_Task:_ Restate all of the data exactly.

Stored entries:
++++++++++++++++++++

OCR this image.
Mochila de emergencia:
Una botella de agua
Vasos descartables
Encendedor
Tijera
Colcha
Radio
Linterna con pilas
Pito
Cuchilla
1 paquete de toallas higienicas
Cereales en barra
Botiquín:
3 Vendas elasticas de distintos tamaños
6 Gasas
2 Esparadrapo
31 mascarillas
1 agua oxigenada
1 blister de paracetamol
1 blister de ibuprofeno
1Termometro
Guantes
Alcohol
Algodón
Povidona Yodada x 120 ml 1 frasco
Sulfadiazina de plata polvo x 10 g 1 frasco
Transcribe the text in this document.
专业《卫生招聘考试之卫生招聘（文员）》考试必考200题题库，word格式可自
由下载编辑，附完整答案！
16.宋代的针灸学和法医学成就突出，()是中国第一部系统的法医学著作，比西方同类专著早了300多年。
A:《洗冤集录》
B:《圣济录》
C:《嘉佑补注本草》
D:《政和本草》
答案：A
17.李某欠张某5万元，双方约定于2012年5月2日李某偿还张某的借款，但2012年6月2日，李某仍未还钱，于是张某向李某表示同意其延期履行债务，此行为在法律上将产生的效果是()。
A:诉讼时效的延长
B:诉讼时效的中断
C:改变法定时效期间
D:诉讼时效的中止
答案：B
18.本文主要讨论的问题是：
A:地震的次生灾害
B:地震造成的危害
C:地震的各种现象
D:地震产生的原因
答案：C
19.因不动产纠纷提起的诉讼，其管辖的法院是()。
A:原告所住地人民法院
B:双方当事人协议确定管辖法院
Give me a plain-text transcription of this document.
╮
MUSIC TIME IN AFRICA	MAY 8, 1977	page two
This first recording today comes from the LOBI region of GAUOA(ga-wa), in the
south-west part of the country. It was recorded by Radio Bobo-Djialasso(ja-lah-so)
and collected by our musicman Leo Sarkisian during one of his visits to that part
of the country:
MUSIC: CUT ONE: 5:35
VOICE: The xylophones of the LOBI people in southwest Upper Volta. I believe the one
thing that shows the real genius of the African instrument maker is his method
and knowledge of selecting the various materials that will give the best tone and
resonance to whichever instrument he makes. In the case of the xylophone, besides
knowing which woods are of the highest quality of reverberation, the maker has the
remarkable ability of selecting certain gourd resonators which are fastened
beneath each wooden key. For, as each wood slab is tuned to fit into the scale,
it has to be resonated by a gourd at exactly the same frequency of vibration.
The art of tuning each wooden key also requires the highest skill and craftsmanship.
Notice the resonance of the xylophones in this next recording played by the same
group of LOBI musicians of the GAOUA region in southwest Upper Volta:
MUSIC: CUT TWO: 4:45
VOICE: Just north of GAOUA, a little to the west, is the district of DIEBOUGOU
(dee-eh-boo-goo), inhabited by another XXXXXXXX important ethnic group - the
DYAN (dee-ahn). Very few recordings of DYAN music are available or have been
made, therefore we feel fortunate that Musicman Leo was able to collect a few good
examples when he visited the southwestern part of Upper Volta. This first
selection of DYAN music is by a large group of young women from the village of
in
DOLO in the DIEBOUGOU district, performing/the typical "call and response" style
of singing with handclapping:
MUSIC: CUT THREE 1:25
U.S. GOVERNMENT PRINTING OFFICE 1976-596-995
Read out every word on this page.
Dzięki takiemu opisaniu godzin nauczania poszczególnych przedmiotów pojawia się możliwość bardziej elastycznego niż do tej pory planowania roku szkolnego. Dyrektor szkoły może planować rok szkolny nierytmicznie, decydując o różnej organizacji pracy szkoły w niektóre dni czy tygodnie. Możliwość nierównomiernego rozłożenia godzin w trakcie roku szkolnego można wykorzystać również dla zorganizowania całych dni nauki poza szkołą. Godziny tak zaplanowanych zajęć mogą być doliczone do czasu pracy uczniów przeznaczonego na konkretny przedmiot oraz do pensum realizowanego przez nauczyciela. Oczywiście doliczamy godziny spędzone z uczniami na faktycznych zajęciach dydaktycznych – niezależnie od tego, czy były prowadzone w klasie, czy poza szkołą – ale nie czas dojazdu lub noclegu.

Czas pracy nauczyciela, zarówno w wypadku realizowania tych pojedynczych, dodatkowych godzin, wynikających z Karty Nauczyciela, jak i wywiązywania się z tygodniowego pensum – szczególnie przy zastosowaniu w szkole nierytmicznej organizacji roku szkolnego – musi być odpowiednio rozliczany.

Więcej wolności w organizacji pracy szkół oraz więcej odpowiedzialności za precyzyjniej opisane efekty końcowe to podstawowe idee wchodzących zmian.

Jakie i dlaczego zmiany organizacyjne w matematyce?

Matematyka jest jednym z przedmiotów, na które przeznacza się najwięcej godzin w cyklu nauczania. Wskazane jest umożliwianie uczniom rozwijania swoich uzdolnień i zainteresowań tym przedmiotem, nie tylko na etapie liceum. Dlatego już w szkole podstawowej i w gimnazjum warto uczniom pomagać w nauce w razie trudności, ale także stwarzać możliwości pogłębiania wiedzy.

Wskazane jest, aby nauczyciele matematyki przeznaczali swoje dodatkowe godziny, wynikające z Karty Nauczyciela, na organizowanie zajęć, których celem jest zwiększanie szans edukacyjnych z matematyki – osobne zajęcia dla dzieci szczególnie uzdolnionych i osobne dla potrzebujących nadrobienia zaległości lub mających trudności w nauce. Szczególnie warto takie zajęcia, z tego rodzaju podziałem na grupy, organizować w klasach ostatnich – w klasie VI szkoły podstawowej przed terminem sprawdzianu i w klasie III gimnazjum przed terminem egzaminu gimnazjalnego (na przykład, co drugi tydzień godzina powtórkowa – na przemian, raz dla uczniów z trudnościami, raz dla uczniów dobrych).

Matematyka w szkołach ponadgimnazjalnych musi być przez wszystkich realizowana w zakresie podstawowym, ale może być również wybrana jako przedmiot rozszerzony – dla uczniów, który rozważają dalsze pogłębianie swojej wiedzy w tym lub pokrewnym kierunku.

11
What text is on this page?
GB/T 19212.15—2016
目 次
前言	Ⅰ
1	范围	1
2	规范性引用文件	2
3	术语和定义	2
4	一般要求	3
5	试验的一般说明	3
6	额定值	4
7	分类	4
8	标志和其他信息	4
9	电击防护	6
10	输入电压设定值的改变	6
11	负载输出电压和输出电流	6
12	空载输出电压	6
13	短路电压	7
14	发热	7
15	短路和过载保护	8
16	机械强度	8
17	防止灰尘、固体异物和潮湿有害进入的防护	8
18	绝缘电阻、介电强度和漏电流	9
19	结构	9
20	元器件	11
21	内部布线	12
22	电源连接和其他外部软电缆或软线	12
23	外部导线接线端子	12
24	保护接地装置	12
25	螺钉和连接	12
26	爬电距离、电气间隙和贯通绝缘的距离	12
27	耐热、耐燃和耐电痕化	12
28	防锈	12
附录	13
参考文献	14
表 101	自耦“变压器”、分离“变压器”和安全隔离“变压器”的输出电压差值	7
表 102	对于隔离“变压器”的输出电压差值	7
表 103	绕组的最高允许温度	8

++++++++++++++++++++

_Exercise output:_
OCR this image.
Mochila de emergencia:
Una botella de agua
Vasos descartables
Encendedor
Tijera
Colcha
Radio
Linterna con pilas
Pito
Cuchilla
1 paquete de toallas higienicas
Cereales en barra
Botiquín:
3 Vendas elasticas de distintos tamaños
6 Gasas
2 Esparadrapo
31 mascarillas
1 agua oxigenada
1 blister de paracetamol
1 blister de ibuprofeno
1Termometro
Guantes
Alcohol
Algodón
Povidona Yodada x 120 ml 1 frasco
Sulfadiazina de plata polvo x 10 g 1 frasco
Transcribe the text in this document.
专业《卫生招聘考试之卫生招聘（文员）》考试必考200题题库，word格式可自
由下载编辑，附完整答案！
16.宋代的针灸学和法医学成就突出，()是中国第一部系统的法医学著作，比西方同类专著早了300多年。
A:《洗冤集录》
B:《圣济录》
C:《嘉佑补注本草》
D:《政和本草》
答案：A
17.李某欠张某5万元，双方约定于2012年5月2日李某偿还张某的借款，但2012年6月2日，李某仍未还钱，于是张某向李某表示同意其延期履行债务，此行为在法律上将产生的效果是()。
A:诉讼时效的延长
B:诉讼时效的中断
C:改变法定时效期间
D:诉讼时效的中止
答案：B
18.本文主要讨论的问题是：
A:地震的次生灾害
B:地震造成的危害
C:地震的各种现象
D:地震产生的原因
答案：C
19.因不动产纠纷提起的诉讼，其管辖的法院是()。
A:原告所住地人民法院
B:双方当事人协议确定管辖法院
Give me a plain-text transcription of this document.
╮
MUSIC TIME IN AFRICA	MAY 8, 1977	page two
This first recording today comes from the LOBI region of GAUOA(ga-wa), in the
south-west part of the country. It was recorded by Radio Bobo-Djialasso(ja-lah-so)
and collected by our musicman Leo Sarkisian during one of his visits to that part
of the country:
MUSIC: CUT ONE: 5:35
VOICE: The xylophones of the LOBI people in southwest Upper Volta. I believe the one
thing that shows the real genius of the African instrument maker is his method
and knowledge of selecting the various materials that will give the best tone and
resonance to whichever instrument he makes. In the case of the xylophone, besides
knowing which woods are of the highest quality of reverberation, the maker has the
remarkable ability of selecting certain gourd resonators which are fastened
beneath each wooden key. For, as each wood slab is tuned to fit into the scale,
it has to be resonated by a gourd at exactly the same frequency of vibration.
The art of tuning each wooden key also requires the highest skill and craftsmanship.
Notice the resonance of the xylophones in this next recording played by the same
group of LOBI musicians of the GAOUA region in southwest Upper Volta:
MUSIC: CUT TWO: 4:45
VOICE: Just north of GAOUA, a little to the west, is the district of DIEBOUGOU
(dee-eh-boo-goo), inhabited by another XXXXXXXX important ethnic group - the
DYAN (dee-ahn). Very few recordings of DYAN music are available or have been
made, therefore we feel fortunate that Musicman Leo was able to collect a few good
examples when he visited the southwestern part of Upper Volta. This first
selection of DYAN music is by a large group of young women from the village of
in
DOLO in the DIEBOUGOU district, performing/the typical "call and response" style
of singing with handclapping:
MUSIC: CUT THREE 1:25
U.S. GOVERNMENT PRINTING OFFICE 1976-596-995
Read out every word on this page.
Dzięki takiemu opisaniu godzin nauczania poszczególnych przedmiotów pojawia się możliwość bardziej elastycznego niż do tej pory planowania roku szkolnego. Dyrektor szkoły może planować rok szkolny nierytmicznie, decydując o różnej organizacji pracy szkoły w niektóre dni czy tygodnie. Możliwość nierównomiernego rozłożenia godzin w trakcie roku szkolnego można wykorzystać również dla zorganizowania całych dni nauki poza szkołą. Godziny tak zaplanowanych zajęć mogą być doliczone do czasu pracy uczniów przeznaczonego na konkretny przedmiot oraz do pensum realizowanego przez nauczyciela. Oczywiście doliczamy godziny spędzone z uczniami na faktycznych zajęciach dydaktycznych – niezależnie od tego, czy były prowadzone w klasie, czy poza szkołą – ale nie czas dojazdu lub noclegu.

Czas pracy nauczyciela, zarówno w wypadku realizowania tych pojedynczych, dodatkowych godzin, wynikających z Karty Nauczyciela, jak i wywiązywania się z tygodniowego pensum – szczególnie przy zastosowaniu w szkole nierytmicznej organizacji roku szkolnego – musi być odpowiednio rozliczany.

Więcej wolności w organizacji pracy szkół oraz więcej odpowiedzialności za precyzyjniej opisane efekty końcowe to podstawowe idee wchodzących zmian.

Jakie i dlaczego zmiany organizacyjne w matematyce?

Matematyka jest jednym z przedmiotów, na które przeznacza się najwięcej godzin w cyklu nauczania. Wskazane jest umożliwianie uczniom rozwijania swoich uzdolnień i zainteresowań tym przedmiotem, nie tylko na etapie liceum. Dlatego już w szkole podstawowej i w gimnazjum warto uczniom pomagać w nauce w razie trudności, ale także stwarzać możliwości pogłębiania wiedzy.

Wskazane jest, aby nauczyciele matematyki przeznaczali swoje dodatkowe godziny, wynikające z Karty Nauczyciela, na organizowanie zajęć, których celem jest zwiększanie szans edukacyjnych z matematyki – osobne zajęcia dla dzieci szczególnie uzdolnionych i osobne dla potrzebujących nadrobienia zaległości lub mających trudności w nauce. Szczególnie warto takie zajęcia, z tego rodzaju podziałem na grupy, organizować w klasach ostatnich – w klasie VI szkoły podstawowej przed terminem sprawdzianu i w klasie III gimnazjum przed terminem egzaminu gimnazjalnego (na przykład, co drugi tydzień godzina powtórkowa – na przemian, raz dla uczniów z trudnościami, raz dla uczniów dobrych).

Matematyka w szkołach ponadgimnazjalnych musi być przez wszystkich realizowana w zakresie podstawowym, ale może być również wybrana jako przedmiot rozszerzony – dla uczniów, który rozważają dalsze pogłębianie swojej wiedzy w tym lub pokrewnym kierunku.

11
What text is on this page?
GB/T 19212.15—2016
目 次
前言	Ⅰ
1	范围	1
2	规范性引用文件	2
3	术语和定义	2
4	一般要求	3
5	试验的一般说明	3
6	额定值	4
7	分类	4
8	标志和其他信息	4
9	电击防护	6
10	输入电压设定值的改变	6
11	负载输出电压和输出电流	6
12	空载输出电压	6
13	短路电压	7
14	发热	7
15	短路和过载保护	8
16	机械强度	8
17	防止灰尘、固体异物和潮湿有害进入的防护	8
18	绝缘电阻、介电强度和漏电流	9
19	结构	9
20	元器件	11
21	内部布线	12
22	电源连接和其他外部软电缆或软线	12
23	外部导线接线端子	12
24	保护接地装置	12
25	螺钉和连接	12
26	爬电距离、电气间隙和贯通绝缘的距离	12
27	耐热、耐燃和耐电痕化	12
28	防锈	12
附录	13
参考文献	14
表 101	自耦“变压器”、分离“变压器”和安全隔离“变压器”的输出电压差值	7
表 102	对于隔离“变压器”的输出电压差值	7
表 103	绕组的最高允许温度	8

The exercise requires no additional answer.